▶ Problem:
Keep writing the forum post about subsets of {1, ..., n} where a linear equation has only trivial solutions, starting right after its last sentence.

▶ Page:
--- begin ---

Suppose $X$ is a subset of $\{1, \cdots, n\}$ such that the equation $ax_i+bx_j=cx_k+dx_{\ell}$ where $a+b=c+d,$ $a,b,c,d \in \mathbb{N}$ and $x_i, x_j, x_k, x_{\ell} \in X,$ has only trivial solution. A solution is trivial if $x_i=x_j=x_{k}=x_{\ell}.$

What can we say about the size of $X?$ Is this possible that $|X|\geq n^{1-o(1)}$?

I think the answer is related to Sidon Sets, but I could not find any references. Any help is greatly appreciated.

--- end ---

▶ Data rows:

--- begin ---

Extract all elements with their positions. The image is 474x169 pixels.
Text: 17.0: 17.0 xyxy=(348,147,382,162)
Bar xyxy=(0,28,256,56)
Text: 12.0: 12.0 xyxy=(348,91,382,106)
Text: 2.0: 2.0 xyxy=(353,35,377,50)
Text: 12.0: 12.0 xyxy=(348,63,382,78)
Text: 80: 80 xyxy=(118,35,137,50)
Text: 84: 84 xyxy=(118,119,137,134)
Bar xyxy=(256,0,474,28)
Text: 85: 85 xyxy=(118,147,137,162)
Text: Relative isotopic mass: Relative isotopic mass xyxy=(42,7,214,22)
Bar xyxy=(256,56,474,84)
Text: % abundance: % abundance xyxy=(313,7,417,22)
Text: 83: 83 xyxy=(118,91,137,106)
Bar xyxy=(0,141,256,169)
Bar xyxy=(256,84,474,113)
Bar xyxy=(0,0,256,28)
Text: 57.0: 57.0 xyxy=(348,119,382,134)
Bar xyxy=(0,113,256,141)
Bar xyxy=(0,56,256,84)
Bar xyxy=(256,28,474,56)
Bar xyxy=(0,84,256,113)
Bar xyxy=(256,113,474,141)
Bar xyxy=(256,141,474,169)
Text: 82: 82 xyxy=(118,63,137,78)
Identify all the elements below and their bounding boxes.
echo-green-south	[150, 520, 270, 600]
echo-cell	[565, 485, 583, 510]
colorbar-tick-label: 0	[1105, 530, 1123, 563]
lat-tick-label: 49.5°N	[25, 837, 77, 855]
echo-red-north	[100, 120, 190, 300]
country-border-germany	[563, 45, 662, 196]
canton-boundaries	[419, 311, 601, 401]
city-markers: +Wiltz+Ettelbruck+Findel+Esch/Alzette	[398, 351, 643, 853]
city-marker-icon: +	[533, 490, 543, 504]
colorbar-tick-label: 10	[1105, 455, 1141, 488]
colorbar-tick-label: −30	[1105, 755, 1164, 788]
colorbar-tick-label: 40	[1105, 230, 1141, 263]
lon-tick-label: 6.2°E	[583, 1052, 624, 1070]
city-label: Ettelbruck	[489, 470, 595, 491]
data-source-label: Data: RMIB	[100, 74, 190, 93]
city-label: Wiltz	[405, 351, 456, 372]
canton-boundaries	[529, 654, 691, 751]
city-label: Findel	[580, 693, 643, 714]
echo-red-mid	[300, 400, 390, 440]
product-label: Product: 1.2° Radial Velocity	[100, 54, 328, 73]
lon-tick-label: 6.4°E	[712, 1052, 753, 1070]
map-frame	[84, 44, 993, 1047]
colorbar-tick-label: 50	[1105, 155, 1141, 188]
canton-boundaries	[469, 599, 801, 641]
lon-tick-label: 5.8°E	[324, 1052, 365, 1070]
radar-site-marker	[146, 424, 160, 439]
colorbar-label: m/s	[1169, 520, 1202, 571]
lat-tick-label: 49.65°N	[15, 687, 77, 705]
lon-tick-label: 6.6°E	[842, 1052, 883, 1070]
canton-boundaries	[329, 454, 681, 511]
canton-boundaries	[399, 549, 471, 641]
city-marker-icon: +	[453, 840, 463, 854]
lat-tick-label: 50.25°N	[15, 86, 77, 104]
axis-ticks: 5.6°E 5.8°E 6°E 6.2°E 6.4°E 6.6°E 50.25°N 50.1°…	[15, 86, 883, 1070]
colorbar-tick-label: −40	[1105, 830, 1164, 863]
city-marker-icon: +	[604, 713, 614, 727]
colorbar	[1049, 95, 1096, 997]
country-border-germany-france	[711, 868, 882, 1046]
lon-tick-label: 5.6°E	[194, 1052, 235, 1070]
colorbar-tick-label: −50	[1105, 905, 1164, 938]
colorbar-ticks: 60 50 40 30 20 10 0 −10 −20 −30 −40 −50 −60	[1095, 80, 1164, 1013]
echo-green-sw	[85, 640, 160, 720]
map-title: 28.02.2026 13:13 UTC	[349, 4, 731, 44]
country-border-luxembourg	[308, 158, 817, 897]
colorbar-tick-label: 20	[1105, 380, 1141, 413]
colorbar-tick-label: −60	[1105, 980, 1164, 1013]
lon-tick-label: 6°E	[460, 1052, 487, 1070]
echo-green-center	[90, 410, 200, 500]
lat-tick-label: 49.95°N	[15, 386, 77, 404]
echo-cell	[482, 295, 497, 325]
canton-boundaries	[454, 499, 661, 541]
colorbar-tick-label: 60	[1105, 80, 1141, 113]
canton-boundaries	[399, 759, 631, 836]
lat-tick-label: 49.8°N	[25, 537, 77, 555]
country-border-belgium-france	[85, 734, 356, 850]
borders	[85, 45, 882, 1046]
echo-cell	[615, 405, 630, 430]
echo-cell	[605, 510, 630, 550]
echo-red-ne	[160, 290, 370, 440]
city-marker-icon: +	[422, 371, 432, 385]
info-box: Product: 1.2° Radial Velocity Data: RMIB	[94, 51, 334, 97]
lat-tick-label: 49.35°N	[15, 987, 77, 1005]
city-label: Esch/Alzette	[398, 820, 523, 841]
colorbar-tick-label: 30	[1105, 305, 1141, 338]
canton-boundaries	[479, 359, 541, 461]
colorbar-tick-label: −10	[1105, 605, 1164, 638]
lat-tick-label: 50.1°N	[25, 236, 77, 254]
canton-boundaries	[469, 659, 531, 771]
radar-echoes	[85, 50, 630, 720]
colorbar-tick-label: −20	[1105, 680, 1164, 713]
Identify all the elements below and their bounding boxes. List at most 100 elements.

--- end ---
--- begin ---

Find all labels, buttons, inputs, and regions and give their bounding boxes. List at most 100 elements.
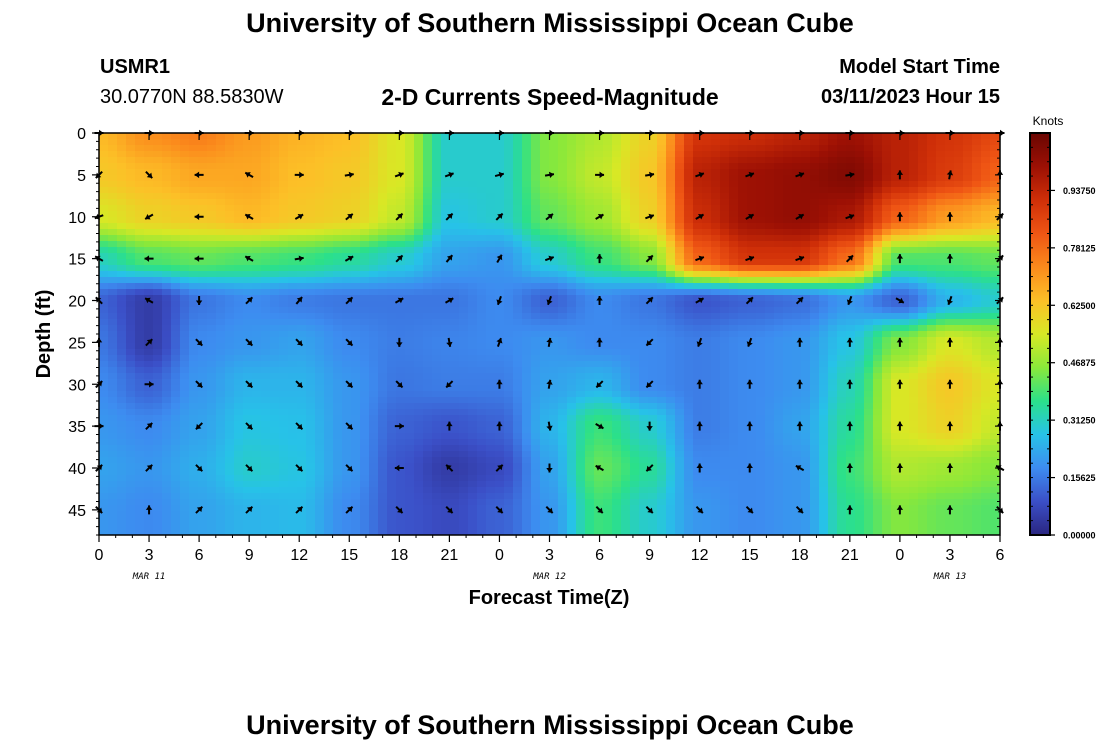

--- end ---

▶ Exercise result:
  • are $a,b,c,d$ fixed? Else there are solutions like $a=c,b=d$, $x_i=x_k$, $x_j=x_l$. – Fedor Petrov Oct 7 at 19:53
  • also maybe you need the reverse inequality for $|X|$? – Fedor Petrov Oct 7 at 20:01
  • @FedorPetrov: No, I need a lower bound. – Kim Oct 7 at 20:02
  • Then "is it true" must be read as "is it possible"? And what is $\epsilon$? – Fedor Petrov Oct 7 at 20:07
  • what does it mean "$\epsilon$ is a positive constant depends on $n$?" – Fedor Petrov Oct 7 at 20:53
up vote 6 down vote accepted

Such $X$ do indeed exist, and are explicitly constructed in I.Z. Ruzsa, Solving a linear equation in a set of integers, Acta Arith., LXV.3 (1993), pp. 259-282, Theorem 7.5. The whole paper is devoted to upper and lower bounds on sizes of solution-free sets to equations such as the one you are asking about. A mathscinet forward search from that paper should yield further results.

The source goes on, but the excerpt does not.